### Work to do
Retype word for word the part of the tender offer announcement below, starting with "WOODSIDE, Calif., December" and going on through "of Notes outstanding.".

### Text block
==*==
WOODSIDE, Calif., December 15, 2017 (GLOBE NEWSWIRE) -- GSV Capital Corp. (“GSV Capital” or the “Company”) (Nasdaq:GSVC) announced today that it has commenced a tender offer (the “Tender Offer”) to purchase any and all of its outstanding 5.25% Convertible Senior Notes due 2018 (CUSIP No. 36191J AB7) (the “Notes”). As of December 15, 2017, there were $69.0 million aggregate principal amount of Notes outstanding.

 

Upon the terms and subject to the conditions set forth in the Company’s Offer to Purchase, dated December 15, 2017 (the “Offer to Purchase”), and the related Letter of Transmittal, the Company is offering to pay, for cash, an amount equal to $1,005.00 per $1,000 principal amount of Notes purchased (the “Purchase Price”). The Tender Offer will expire at 12:00 midnight, New York City time, on January 17, 2018 (one minute after 11:59 p.m., New York City time, on January 16, 2018), or any other date and time to which the Company extends such Tender Offer (such date and time, as it may be extended, the “Expiration Date”), unless earlier terminated.
==*==
### Material shown
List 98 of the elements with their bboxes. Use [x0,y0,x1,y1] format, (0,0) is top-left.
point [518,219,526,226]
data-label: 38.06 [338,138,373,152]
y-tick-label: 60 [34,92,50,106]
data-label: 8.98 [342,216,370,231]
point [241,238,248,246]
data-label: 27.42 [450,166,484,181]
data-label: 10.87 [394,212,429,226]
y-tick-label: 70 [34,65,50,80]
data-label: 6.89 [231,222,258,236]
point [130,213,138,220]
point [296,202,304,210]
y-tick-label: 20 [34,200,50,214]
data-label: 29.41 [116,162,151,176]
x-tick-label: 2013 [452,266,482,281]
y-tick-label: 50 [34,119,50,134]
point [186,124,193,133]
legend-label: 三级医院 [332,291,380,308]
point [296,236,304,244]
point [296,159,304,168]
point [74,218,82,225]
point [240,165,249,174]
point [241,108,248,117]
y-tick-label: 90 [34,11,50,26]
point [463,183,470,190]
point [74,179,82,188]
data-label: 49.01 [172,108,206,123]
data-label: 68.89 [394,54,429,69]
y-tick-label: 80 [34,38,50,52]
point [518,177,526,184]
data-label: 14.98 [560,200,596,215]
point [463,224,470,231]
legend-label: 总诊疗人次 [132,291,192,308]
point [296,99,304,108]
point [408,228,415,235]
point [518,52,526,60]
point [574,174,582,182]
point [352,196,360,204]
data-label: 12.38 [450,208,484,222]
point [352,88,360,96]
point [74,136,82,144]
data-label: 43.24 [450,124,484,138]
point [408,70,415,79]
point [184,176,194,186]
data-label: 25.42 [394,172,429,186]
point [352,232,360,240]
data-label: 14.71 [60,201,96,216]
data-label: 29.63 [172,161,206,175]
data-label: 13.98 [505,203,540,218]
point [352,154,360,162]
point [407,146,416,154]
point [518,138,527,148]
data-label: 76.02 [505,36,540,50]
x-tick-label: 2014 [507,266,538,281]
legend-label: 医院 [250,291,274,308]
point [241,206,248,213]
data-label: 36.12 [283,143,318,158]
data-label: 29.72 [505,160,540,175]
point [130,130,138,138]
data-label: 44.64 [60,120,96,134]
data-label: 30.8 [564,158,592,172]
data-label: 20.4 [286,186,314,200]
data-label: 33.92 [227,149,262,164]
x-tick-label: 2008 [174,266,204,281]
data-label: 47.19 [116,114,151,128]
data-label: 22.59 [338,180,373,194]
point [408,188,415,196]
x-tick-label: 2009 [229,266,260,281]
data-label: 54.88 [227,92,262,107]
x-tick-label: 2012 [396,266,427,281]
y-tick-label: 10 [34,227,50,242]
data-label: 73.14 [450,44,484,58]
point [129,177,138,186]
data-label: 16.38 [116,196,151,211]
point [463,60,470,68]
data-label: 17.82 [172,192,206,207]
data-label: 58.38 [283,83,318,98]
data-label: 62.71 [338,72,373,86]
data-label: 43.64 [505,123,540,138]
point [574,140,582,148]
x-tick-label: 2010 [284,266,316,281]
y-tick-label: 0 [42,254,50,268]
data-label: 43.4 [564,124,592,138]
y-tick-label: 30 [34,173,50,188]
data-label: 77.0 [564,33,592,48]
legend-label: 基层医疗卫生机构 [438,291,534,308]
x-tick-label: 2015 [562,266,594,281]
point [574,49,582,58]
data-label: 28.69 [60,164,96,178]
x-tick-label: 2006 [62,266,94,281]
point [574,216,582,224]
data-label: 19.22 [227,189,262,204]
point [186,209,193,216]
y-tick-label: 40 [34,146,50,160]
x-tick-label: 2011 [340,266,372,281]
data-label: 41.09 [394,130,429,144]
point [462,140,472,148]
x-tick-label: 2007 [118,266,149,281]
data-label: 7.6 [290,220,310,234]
==*==
### Result of this task
WOODSIDE, Calif., December 15, 2017 (GLOBE NEWSWIRE) -- GSV Capital Corp. (“GSV Capital” or the “Company”) (Nasdaq:GSVC) announced today that it has commenced a tender offer (the “Tender Offer”) to purchase any and all of its outstanding 5.25% Convertible Senior Notes due 2018 (CUSIP No. 36191J AB7) (the “Notes”). As of December 15, 2017, there were $69.0 million aggregate principal amount of Notes outstanding.